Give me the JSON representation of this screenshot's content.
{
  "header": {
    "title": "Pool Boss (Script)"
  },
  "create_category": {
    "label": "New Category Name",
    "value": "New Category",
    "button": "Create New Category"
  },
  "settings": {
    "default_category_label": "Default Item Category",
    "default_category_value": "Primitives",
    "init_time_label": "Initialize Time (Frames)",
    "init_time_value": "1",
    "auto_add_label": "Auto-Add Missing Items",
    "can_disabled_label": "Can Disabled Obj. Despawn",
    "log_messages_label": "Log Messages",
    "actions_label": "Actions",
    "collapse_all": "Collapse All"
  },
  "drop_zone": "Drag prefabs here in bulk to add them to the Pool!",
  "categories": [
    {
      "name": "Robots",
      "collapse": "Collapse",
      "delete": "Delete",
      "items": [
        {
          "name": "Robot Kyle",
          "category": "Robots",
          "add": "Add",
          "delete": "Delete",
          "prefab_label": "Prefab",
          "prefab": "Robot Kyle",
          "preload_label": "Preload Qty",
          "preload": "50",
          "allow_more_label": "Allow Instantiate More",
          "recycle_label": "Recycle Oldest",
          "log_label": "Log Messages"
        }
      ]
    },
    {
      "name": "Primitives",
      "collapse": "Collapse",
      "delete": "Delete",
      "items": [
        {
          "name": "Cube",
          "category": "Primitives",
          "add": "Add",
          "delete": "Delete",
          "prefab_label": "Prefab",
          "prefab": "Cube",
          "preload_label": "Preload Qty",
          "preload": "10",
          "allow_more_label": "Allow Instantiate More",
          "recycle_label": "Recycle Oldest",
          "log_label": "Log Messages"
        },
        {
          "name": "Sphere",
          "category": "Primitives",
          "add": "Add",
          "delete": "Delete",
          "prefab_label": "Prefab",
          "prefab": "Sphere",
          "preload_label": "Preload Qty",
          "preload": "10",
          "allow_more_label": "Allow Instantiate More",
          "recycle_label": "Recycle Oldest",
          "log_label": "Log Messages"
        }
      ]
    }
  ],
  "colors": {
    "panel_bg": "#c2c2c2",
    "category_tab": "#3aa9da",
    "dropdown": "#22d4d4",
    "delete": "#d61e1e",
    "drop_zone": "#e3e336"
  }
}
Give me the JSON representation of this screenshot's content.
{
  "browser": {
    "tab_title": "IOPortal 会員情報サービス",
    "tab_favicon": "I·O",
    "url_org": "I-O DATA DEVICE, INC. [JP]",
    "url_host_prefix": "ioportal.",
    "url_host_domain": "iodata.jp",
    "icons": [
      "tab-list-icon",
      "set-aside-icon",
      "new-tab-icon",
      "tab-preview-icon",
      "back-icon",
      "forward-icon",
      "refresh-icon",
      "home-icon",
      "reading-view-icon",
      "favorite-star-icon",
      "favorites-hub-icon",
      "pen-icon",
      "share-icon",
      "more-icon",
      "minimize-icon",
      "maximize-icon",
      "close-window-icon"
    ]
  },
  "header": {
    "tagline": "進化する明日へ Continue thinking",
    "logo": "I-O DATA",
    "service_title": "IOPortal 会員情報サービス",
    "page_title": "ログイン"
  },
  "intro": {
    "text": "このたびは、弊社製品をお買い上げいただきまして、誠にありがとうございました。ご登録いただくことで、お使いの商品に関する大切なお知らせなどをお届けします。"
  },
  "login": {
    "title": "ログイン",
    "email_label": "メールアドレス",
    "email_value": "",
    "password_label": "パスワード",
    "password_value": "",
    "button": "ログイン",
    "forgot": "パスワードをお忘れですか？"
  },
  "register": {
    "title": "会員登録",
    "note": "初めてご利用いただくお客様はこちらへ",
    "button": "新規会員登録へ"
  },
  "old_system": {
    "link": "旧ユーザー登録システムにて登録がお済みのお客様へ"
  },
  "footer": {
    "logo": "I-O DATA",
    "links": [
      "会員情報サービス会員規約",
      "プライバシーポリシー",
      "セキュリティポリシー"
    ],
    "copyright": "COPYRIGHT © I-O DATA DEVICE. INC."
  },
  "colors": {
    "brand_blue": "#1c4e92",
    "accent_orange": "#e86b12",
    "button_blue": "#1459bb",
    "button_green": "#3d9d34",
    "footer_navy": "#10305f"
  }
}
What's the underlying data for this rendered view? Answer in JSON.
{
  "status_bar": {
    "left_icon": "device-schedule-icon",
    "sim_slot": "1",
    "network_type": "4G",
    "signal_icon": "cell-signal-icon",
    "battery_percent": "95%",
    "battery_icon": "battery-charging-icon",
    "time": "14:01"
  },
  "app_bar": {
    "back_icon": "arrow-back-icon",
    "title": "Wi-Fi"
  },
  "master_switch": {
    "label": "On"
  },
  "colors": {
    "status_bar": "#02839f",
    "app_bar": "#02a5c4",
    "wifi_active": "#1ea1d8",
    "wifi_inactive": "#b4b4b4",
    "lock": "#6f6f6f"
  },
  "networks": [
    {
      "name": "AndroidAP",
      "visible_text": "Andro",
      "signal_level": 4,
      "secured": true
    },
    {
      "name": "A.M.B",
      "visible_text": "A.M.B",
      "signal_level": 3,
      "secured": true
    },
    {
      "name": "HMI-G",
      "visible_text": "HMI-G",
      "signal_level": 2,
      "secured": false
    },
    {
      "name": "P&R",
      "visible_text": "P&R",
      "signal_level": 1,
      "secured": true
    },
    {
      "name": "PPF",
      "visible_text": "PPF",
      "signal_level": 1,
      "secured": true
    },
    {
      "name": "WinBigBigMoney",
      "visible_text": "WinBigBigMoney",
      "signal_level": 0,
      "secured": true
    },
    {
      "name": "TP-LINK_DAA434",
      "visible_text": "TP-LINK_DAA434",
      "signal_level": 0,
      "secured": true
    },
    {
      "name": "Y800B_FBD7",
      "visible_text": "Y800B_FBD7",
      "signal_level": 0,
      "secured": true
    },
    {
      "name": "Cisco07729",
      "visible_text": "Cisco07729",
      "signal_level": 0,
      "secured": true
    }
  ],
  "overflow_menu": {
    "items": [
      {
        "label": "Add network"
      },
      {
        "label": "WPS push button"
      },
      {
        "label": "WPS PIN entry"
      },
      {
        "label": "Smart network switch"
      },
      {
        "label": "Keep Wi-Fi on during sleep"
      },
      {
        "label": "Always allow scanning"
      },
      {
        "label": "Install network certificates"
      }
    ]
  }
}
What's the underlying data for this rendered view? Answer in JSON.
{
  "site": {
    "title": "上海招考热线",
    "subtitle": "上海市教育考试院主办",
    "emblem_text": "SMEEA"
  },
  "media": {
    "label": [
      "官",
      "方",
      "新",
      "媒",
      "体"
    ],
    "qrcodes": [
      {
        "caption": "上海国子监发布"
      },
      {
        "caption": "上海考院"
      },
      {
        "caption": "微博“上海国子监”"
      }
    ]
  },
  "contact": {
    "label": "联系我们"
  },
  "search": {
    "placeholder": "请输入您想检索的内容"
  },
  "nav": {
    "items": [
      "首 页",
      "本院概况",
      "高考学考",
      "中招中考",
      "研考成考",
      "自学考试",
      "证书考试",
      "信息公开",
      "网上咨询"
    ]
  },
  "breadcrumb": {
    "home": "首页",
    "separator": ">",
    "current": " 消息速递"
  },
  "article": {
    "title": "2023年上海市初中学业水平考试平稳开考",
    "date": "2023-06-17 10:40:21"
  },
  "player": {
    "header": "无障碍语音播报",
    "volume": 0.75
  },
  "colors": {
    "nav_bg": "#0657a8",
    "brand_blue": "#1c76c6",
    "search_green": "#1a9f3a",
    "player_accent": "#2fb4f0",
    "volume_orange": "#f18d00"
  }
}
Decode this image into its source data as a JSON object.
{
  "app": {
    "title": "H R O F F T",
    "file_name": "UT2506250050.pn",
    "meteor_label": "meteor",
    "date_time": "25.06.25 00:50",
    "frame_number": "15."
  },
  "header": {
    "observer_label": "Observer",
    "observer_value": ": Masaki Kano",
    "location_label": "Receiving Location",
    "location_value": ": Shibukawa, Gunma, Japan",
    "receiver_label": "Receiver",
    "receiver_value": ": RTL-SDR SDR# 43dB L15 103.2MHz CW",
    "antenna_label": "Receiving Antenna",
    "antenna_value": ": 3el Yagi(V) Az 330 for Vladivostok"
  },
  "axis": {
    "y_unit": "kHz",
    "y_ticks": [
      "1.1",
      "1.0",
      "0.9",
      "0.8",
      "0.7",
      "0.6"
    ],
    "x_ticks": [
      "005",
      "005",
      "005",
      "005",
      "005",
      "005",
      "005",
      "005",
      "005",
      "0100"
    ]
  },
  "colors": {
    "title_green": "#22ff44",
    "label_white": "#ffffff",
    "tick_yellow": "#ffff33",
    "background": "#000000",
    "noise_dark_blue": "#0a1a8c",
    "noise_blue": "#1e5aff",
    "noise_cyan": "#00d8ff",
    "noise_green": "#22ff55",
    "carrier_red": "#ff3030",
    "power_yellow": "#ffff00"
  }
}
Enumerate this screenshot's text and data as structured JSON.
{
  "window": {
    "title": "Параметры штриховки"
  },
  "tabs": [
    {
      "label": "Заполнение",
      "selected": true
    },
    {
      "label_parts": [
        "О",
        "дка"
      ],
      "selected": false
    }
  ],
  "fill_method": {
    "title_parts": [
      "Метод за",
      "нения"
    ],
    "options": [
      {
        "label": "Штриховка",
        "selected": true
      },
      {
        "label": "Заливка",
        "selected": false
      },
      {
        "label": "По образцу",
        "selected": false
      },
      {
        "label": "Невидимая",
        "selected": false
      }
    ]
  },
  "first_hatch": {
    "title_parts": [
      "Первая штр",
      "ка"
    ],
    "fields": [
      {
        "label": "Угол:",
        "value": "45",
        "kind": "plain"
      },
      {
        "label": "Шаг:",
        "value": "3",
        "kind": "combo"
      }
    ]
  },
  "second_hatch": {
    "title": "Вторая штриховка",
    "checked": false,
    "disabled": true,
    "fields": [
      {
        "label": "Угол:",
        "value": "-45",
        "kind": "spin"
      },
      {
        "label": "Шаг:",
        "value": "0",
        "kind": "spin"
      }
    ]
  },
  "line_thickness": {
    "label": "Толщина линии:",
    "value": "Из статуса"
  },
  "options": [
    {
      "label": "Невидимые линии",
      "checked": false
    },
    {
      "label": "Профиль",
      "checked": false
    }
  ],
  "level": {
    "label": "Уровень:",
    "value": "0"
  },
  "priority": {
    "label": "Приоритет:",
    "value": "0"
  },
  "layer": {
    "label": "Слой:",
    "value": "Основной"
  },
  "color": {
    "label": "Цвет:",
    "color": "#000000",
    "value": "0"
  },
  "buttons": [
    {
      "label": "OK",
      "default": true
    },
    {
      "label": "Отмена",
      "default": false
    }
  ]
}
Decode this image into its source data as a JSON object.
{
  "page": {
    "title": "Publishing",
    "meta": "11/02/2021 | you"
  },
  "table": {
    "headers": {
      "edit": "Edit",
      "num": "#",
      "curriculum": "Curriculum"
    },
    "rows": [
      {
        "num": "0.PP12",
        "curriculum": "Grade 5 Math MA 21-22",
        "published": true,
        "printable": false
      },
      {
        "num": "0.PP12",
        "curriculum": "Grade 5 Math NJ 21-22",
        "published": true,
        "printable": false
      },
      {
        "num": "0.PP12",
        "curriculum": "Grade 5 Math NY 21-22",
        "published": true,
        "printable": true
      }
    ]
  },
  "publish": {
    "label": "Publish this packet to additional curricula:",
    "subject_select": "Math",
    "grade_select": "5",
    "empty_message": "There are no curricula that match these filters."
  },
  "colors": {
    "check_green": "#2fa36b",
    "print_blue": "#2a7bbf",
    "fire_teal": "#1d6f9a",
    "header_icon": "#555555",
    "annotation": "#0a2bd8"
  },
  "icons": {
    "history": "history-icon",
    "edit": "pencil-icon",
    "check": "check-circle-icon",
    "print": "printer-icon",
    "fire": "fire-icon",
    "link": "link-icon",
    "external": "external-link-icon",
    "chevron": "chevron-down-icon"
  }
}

Stated task => Every line in the data above that contains "линии" needs to be copied.

Right answer =>
    "label": "Толщина линии:",
      "label": "Невидимые линии",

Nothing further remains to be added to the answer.